◆ THE PROBLEM ◆
Collect all lines below with the string "Edit".
** begin DATA LISTING **
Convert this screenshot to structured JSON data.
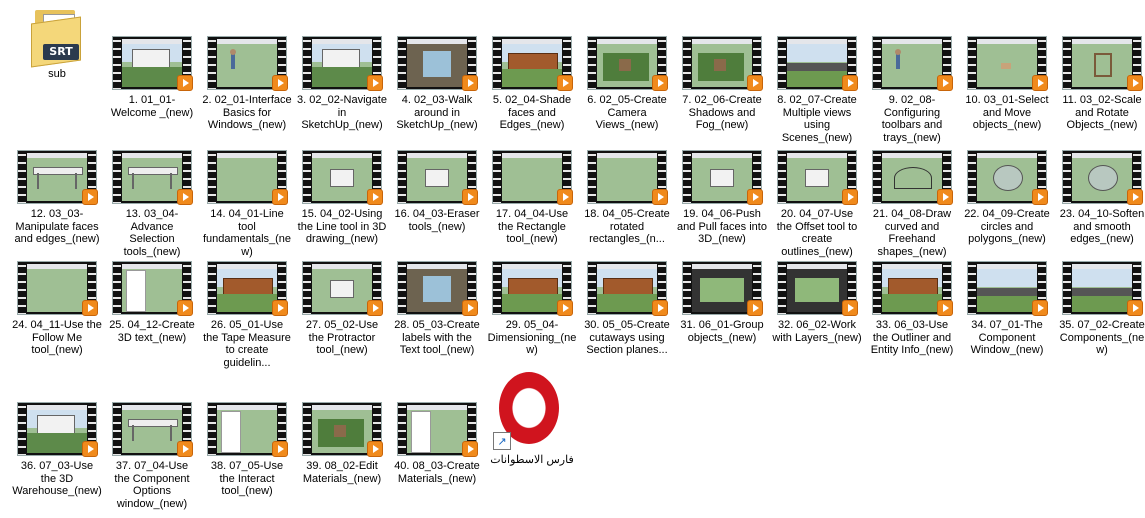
{
  "folder": {
    "label": "sub",
    "badge": "SRT",
    "icon": "srt-folder-icon"
  },
  "videos": [
    {
      "label": "1. 01_01-Welcome _(new)",
      "scene": "house"
    },
    {
      "label": "2. 02_01-Interface Basics for Windows_(new)",
      "scene": "figure"
    },
    {
      "label": "3. 02_02-Navigate in SketchUp_(new)",
      "scene": "house"
    },
    {
      "label": "4. 02_03-Walk around in SketchUp_(new)",
      "scene": "interior"
    },
    {
      "label": "5. 02_04-Shade faces and Edges_(new)",
      "scene": "brick"
    },
    {
      "label": "6. 02_05-Create Camera Views_(new)",
      "scene": "landscape"
    },
    {
      "label": "7. 02_06-Create Shadows and Fog_(new)",
      "scene": "landscape"
    },
    {
      "label": "8. 02_07-Create Multiple views using Scenes_(new)",
      "scene": "street"
    },
    {
      "label": "9. 02_08-Configuring toolbars and trays_(new)",
      "scene": "figure"
    },
    {
      "label": "10. 03_01-Select and Move objects_(new)",
      "scene": "small"
    },
    {
      "label": "11. 03_02-Scale and Rotate Objects_(new)",
      "scene": "chair"
    },
    {
      "label": "12. 03_03-Manipulate faces and edges_(new)",
      "scene": "table"
    },
    {
      "label": "13. 03_04-Advance Selection tools_(new)",
      "scene": "table"
    },
    {
      "label": "14. 04_01-Line tool fundamentals_(new)",
      "scene": "plain"
    },
    {
      "label": "15. 04_02-Using the Line tool in 3D drawing_(new)",
      "scene": "box"
    },
    {
      "label": "16. 04_03-Eraser tools_(new)",
      "scene": "box"
    },
    {
      "label": "17. 04_04-Use the Rectangle tool_(new)",
      "scene": "plain"
    },
    {
      "label": "18. 04_05-Create rotated rectangles_(n...",
      "scene": "plain"
    },
    {
      "label": "19. 04_06-Push and Pull faces into 3D_(new)",
      "scene": "box"
    },
    {
      "label": "20. 04_07-Use the Offset tool to create outlines_(new)",
      "scene": "box"
    },
    {
      "label": "21. 04_08-Draw curved and Freehand shapes_(new)",
      "scene": "curve"
    },
    {
      "label": "22. 04_09-Create circles and polygons_(new)",
      "scene": "circle"
    },
    {
      "label": "23. 04_10-Soften and smooth edges_(new)",
      "scene": "circle"
    },
    {
      "label": "24. 04_11-Use the Follow Me tool_(new)",
      "scene": "plain"
    },
    {
      "label": "25. 04_12-Create 3D text_(new)",
      "scene": "panel"
    },
    {
      "label": "26. 05_01-Use the Tape Measure to create guidelin...",
      "scene": "brick"
    },
    {
      "label": "27. 05_02-Use the Protractor tool_(new)",
      "scene": "box"
    },
    {
      "label": "28. 05_03-Create labels with the Text tool_(new)",
      "scene": "interior"
    },
    {
      "label": "29. 05_04-Dimensioning_(new)",
      "scene": "brick"
    },
    {
      "label": "30. 05_05-Create cutaways using Section planes...",
      "scene": "brick"
    },
    {
      "label": "31. 06_01-Group objects_(new)",
      "scene": "road"
    },
    {
      "label": "32. 06_02-Work with Layers_(new)",
      "scene": "road"
    },
    {
      "label": "33. 06_03-Use the Outliner and Entity Info_(new)",
      "scene": "brick"
    },
    {
      "label": "34. 07_01-The Component Window_(new)",
      "scene": "street"
    },
    {
      "label": "35. 07_02-Create Components_(new)",
      "scene": "street"
    },
    {
      "label": "36. 07_03-Use the 3D Warehouse_(new)",
      "scene": "house"
    },
    {
      "label": "37. 07_04-Use the Component Options window_(new)",
      "scene": "table"
    },
    {
      "label": "38. 07_05-Use the Interact tool_(new)",
      "scene": "panel"
    },
    {
      "label": "39. 08_02-Edit Materials_(new)",
      "scene": "landscape"
    },
    {
      "label": "40. 08_03-Create Materials_(new)",
      "scene": "panel"
    }
  ],
  "shortcut": {
    "label": "فارس الاسطوانات",
    "icon": "opera-shortcut-icon",
    "arrow": "↗"
  },
  "colors": {
    "accent": "#f08a1c",
    "opera": "#d0141e",
    "folder": "#f4d77a"
  }
}
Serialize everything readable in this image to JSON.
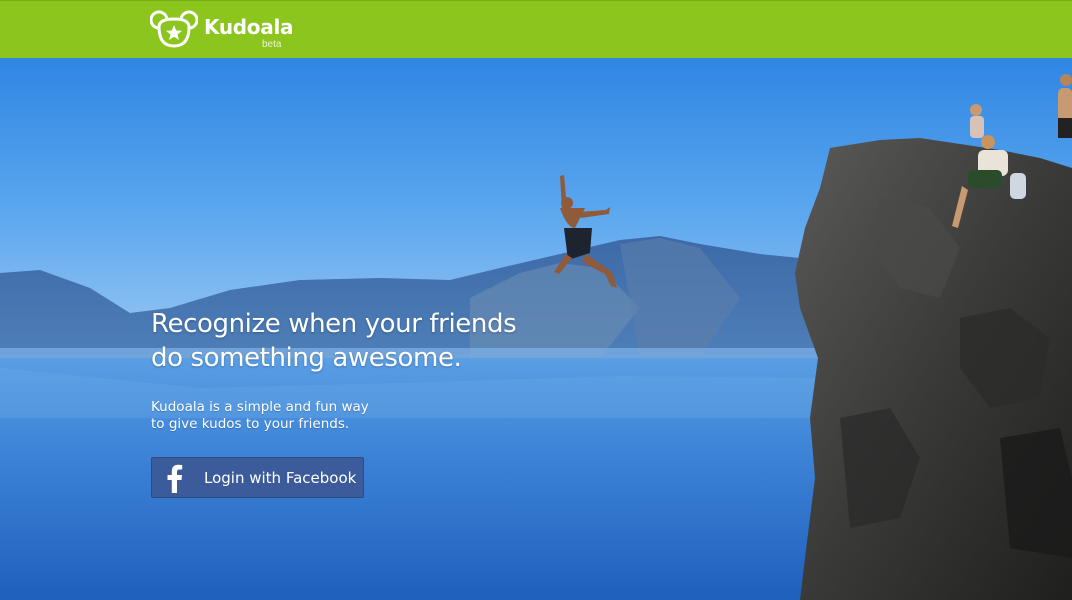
{
  "header": {
    "brand_name": "Kudoala",
    "brand_tag": "beta",
    "background_color": "#8cc51e",
    "logo_icon": "koala-star-icon"
  },
  "hero": {
    "headline_line1": "Recognize when your friends",
    "headline_line2": "do something awesome.",
    "subtext_line1": "Kudoala is a simple and fun way",
    "subtext_line2": "to give kudos to your friends.",
    "login_button_label": "Login with Facebook",
    "login_button_icon": "facebook-icon",
    "login_button_color": "#3b5b9a",
    "background_image": "cliff-jump-lake-photo"
  }
}
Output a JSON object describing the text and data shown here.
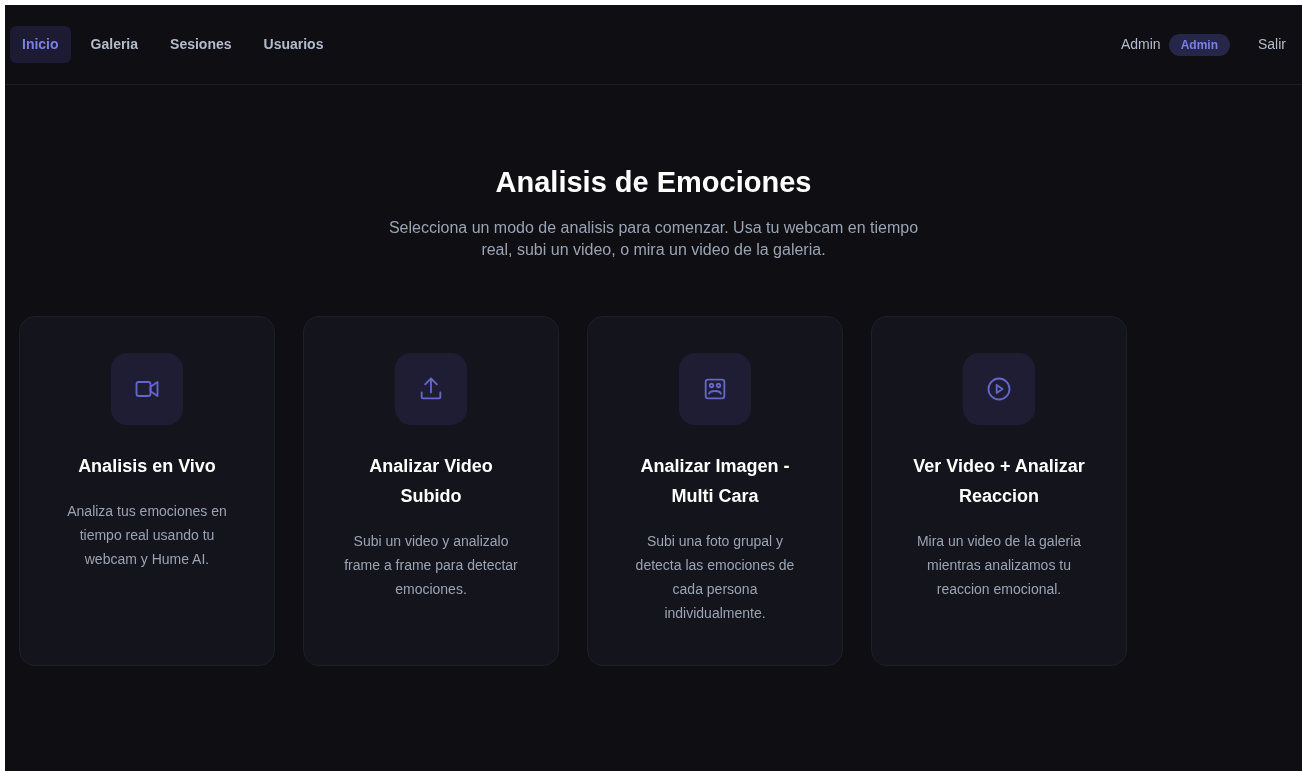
{
  "nav": {
    "items": [
      {
        "label": "Inicio",
        "selected": true
      },
      {
        "label": "Galeria",
        "selected": false
      },
      {
        "label": "Sesiones",
        "selected": false
      },
      {
        "label": "Usuarios",
        "selected": false
      }
    ],
    "user": "Admin",
    "role_badge": "Admin",
    "logout": "Salir"
  },
  "hero": {
    "title": "Analisis de Emociones",
    "subtitle": "Selecciona un modo de analisis para comenzar. Usa tu webcam en tiempo real, subi un video, o mira un video de la galeria."
  },
  "cards": [
    {
      "title": "Analisis en Vivo",
      "description": "Analiza tus emociones en tiempo real usando tu webcam y Hume AI."
    },
    {
      "title": "Analizar Video Subido",
      "description": "Subi un video y analizalo frame a frame para detectar emociones."
    },
    {
      "title": "Analizar Imagen - Multi Cara",
      "description": "Subi una foto grupal y detecta las emociones de cada persona individualmente."
    },
    {
      "title": "Ver Video + Analizar Reaccion",
      "description": "Mira un video de la galeria mientras analizamos tu reaccion emocional."
    }
  ]
}
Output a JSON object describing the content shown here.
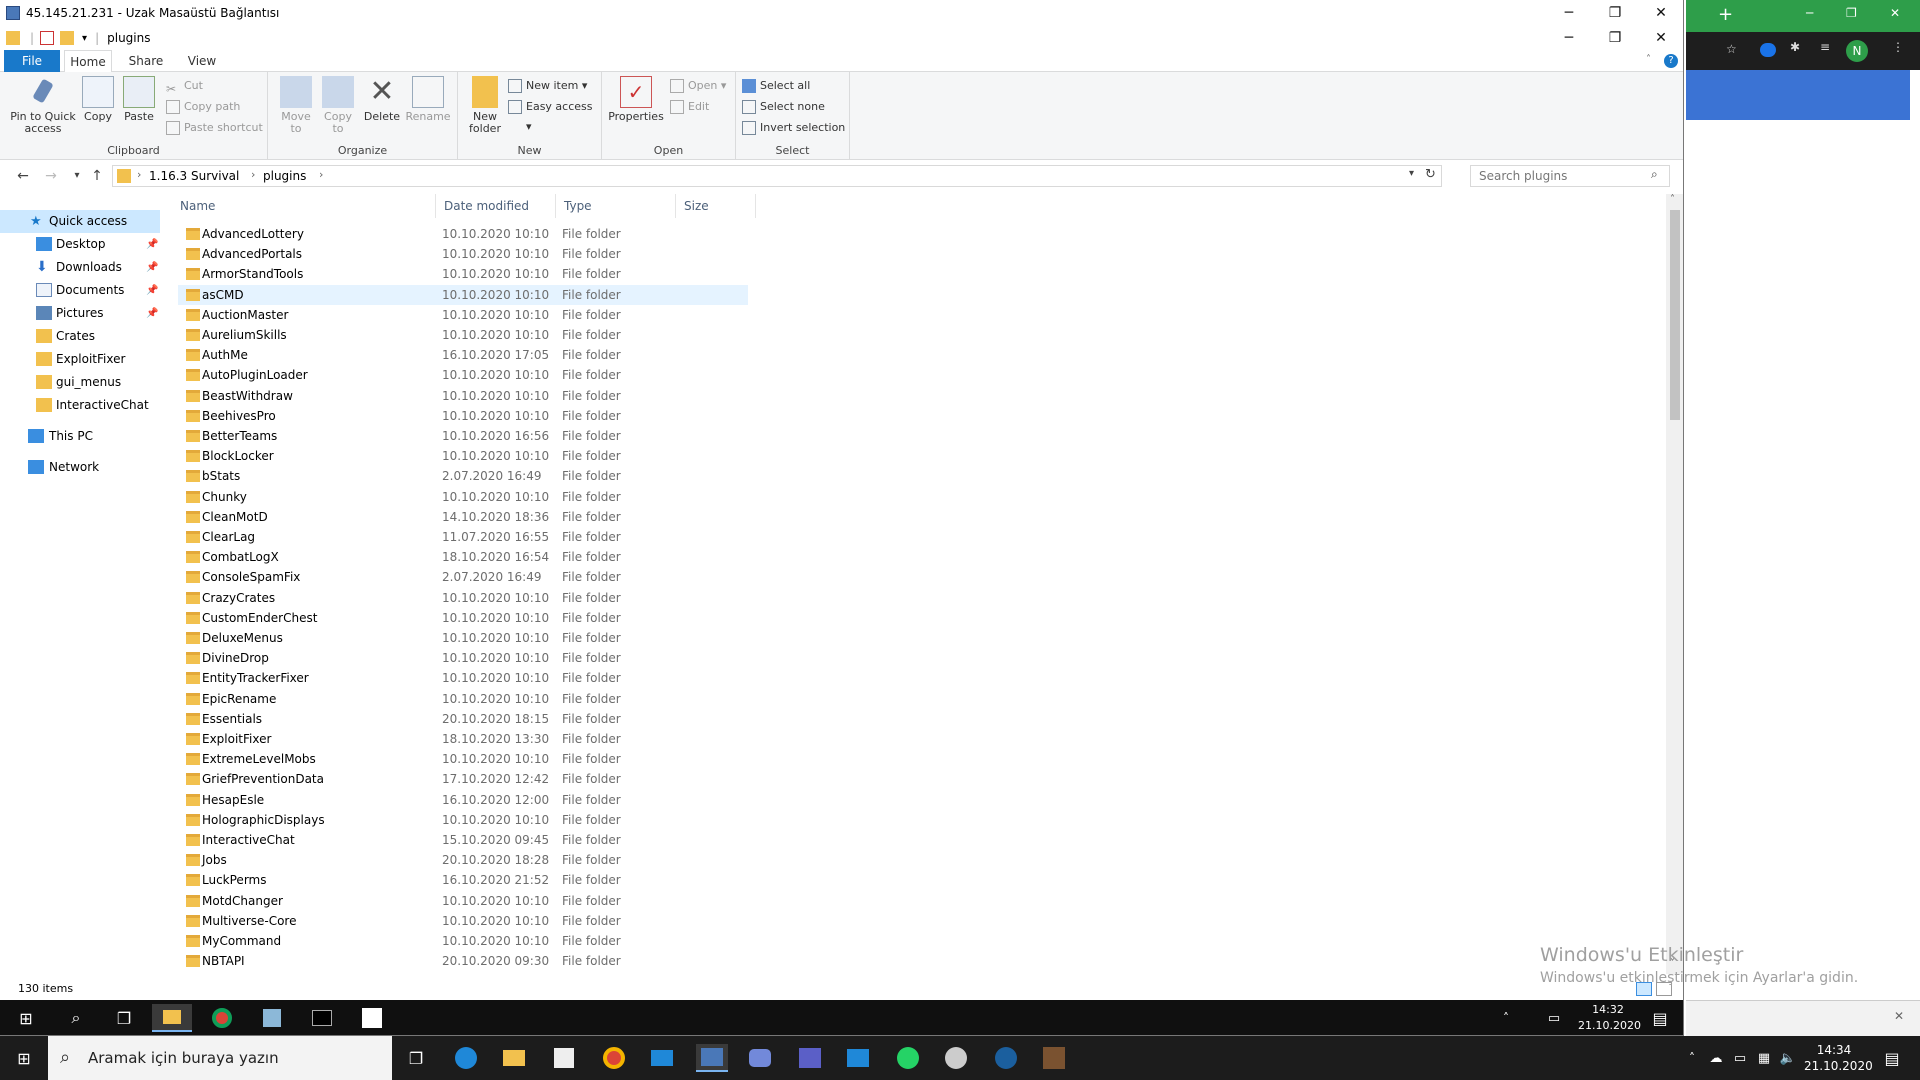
{
  "window": {
    "rdp_title": "45.145.21.231 - Uzak Masaüstü Bağlantısı",
    "explorer_title": "plugins",
    "controls": {
      "minimize": "─",
      "restore": "❐",
      "close": "✕"
    }
  },
  "ribbon": {
    "tabs": {
      "file": "File",
      "home": "Home",
      "share": "Share",
      "view": "View"
    },
    "clipboard": {
      "label": "Clipboard",
      "pin": "Pin to Quick access",
      "copy": "Copy",
      "paste": "Paste",
      "cut": "Cut",
      "copy_path": "Copy path",
      "paste_shortcut": "Paste shortcut"
    },
    "organize": {
      "label": "Organize",
      "move_to": "Move to",
      "copy_to": "Copy to",
      "delete": "Delete",
      "rename": "Rename"
    },
    "new": {
      "label": "New",
      "new_folder": "New folder",
      "new_item": "New item",
      "easy_access": "Easy access"
    },
    "open": {
      "label": "Open",
      "properties": "Properties",
      "open": "Open",
      "edit": "Edit"
    },
    "select": {
      "label": "Select",
      "select_all": "Select all",
      "select_none": "Select none",
      "invert": "Invert selection"
    }
  },
  "address": {
    "crumb1": "1.16.3 Survival",
    "crumb2": "plugins",
    "search_placeholder": "Search plugins"
  },
  "nav": {
    "quick_access": "Quick access",
    "items": [
      "Desktop",
      "Downloads",
      "Documents",
      "Pictures",
      "Crates",
      "ExploitFixer",
      "gui_menus",
      "InteractiveChat"
    ],
    "this_pc": "This PC",
    "network": "Network"
  },
  "columns": {
    "name": "Name",
    "date": "Date modified",
    "type": "Type",
    "size": "Size"
  },
  "files": [
    {
      "name": "AdvancedLottery",
      "date": "10.10.2020 10:10",
      "type": "File folder"
    },
    {
      "name": "AdvancedPortals",
      "date": "10.10.2020 10:10",
      "type": "File folder"
    },
    {
      "name": "ArmorStandTools",
      "date": "10.10.2020 10:10",
      "type": "File folder"
    },
    {
      "name": "asCMD",
      "date": "10.10.2020 10:10",
      "type": "File folder"
    },
    {
      "name": "AuctionMaster",
      "date": "10.10.2020 10:10",
      "type": "File folder"
    },
    {
      "name": "AureliumSkills",
      "date": "10.10.2020 10:10",
      "type": "File folder"
    },
    {
      "name": "AuthMe",
      "date": "16.10.2020 17:05",
      "type": "File folder"
    },
    {
      "name": "AutoPluginLoader",
      "date": "10.10.2020 10:10",
      "type": "File folder"
    },
    {
      "name": "BeastWithdraw",
      "date": "10.10.2020 10:10",
      "type": "File folder"
    },
    {
      "name": "BeehivesPro",
      "date": "10.10.2020 10:10",
      "type": "File folder"
    },
    {
      "name": "BetterTeams",
      "date": "10.10.2020 16:56",
      "type": "File folder"
    },
    {
      "name": "BlockLocker",
      "date": "10.10.2020 10:10",
      "type": "File folder"
    },
    {
      "name": "bStats",
      "date": "2.07.2020 16:49",
      "type": "File folder"
    },
    {
      "name": "Chunky",
      "date": "10.10.2020 10:10",
      "type": "File folder"
    },
    {
      "name": "CleanMotD",
      "date": "14.10.2020 18:36",
      "type": "File folder"
    },
    {
      "name": "ClearLag",
      "date": "11.07.2020 16:55",
      "type": "File folder"
    },
    {
      "name": "CombatLogX",
      "date": "18.10.2020 16:54",
      "type": "File folder"
    },
    {
      "name": "ConsoleSpamFix",
      "date": "2.07.2020 16:49",
      "type": "File folder"
    },
    {
      "name": "CrazyCrates",
      "date": "10.10.2020 10:10",
      "type": "File folder"
    },
    {
      "name": "CustomEnderChest",
      "date": "10.10.2020 10:10",
      "type": "File folder"
    },
    {
      "name": "DeluxeMenus",
      "date": "10.10.2020 10:10",
      "type": "File folder"
    },
    {
      "name": "DivineDrop",
      "date": "10.10.2020 10:10",
      "type": "File folder"
    },
    {
      "name": "EntityTrackerFixer",
      "date": "10.10.2020 10:10",
      "type": "File folder"
    },
    {
      "name": "EpicRename",
      "date": "10.10.2020 10:10",
      "type": "File folder"
    },
    {
      "name": "Essentials",
      "date": "20.10.2020 18:15",
      "type": "File folder"
    },
    {
      "name": "ExploitFixer",
      "date": "18.10.2020 13:30",
      "type": "File folder"
    },
    {
      "name": "ExtremeLevelMobs",
      "date": "10.10.2020 10:10",
      "type": "File folder"
    },
    {
      "name": "GriefPreventionData",
      "date": "17.10.2020 12:42",
      "type": "File folder"
    },
    {
      "name": "HesapEsle",
      "date": "16.10.2020 12:00",
      "type": "File folder"
    },
    {
      "name": "HolographicDisplays",
      "date": "10.10.2020 10:10",
      "type": "File folder"
    },
    {
      "name": "InteractiveChat",
      "date": "15.10.2020 09:45",
      "type": "File folder"
    },
    {
      "name": "Jobs",
      "date": "20.10.2020 18:28",
      "type": "File folder"
    },
    {
      "name": "LuckPerms",
      "date": "16.10.2020 21:52",
      "type": "File folder"
    },
    {
      "name": "MotdChanger",
      "date": "10.10.2020 10:10",
      "type": "File folder"
    },
    {
      "name": "Multiverse-Core",
      "date": "10.10.2020 10:10",
      "type": "File folder"
    },
    {
      "name": "MyCommand",
      "date": "10.10.2020 10:10",
      "type": "File folder"
    },
    {
      "name": "NBTAPI",
      "date": "20.10.2020 09:30",
      "type": "File folder"
    }
  ],
  "status": "130 items",
  "rdp_clock": {
    "time": "14:32",
    "date": "21.10.2020"
  },
  "host": {
    "search_placeholder": "Aramak için buraya yazın",
    "time": "14:34",
    "date": "21.10.2020"
  },
  "watermark": {
    "line1": "Windows'u Etkinleştir",
    "line2": "Windows'u etkinleştirmek için Ayarlar'a gidin."
  }
}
** end DATA LISTING **
◆ EXERCISE ANSWER ◆
      "label": "39. 08_02-Edit Materials_(new)",
      "edit": "Edit"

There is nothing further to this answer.